> Short problem
The answer is a single number: how many lines hold the string "height".

> Given records
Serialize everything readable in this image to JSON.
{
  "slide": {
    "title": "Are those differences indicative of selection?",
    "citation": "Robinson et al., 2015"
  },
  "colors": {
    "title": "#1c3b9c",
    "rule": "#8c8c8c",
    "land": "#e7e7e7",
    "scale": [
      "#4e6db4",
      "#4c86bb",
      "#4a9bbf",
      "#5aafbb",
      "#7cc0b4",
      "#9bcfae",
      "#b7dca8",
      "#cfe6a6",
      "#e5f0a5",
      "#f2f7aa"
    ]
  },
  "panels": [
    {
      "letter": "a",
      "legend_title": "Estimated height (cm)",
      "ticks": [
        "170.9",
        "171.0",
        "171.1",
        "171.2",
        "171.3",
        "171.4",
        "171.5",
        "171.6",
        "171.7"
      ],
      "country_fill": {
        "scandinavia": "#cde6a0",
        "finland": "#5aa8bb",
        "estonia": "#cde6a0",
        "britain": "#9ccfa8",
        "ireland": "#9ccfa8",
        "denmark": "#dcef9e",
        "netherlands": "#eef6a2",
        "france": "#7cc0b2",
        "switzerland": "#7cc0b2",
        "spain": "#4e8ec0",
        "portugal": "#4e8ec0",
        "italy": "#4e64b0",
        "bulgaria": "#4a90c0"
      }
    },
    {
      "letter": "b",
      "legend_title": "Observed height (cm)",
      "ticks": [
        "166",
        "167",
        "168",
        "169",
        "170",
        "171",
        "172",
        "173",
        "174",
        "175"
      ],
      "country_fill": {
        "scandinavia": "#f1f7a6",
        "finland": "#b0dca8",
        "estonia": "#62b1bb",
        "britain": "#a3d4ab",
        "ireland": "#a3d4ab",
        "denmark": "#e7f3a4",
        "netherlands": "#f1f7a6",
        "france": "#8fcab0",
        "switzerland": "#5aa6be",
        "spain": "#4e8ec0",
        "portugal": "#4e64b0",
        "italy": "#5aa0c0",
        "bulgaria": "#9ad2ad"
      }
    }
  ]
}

> Reply
2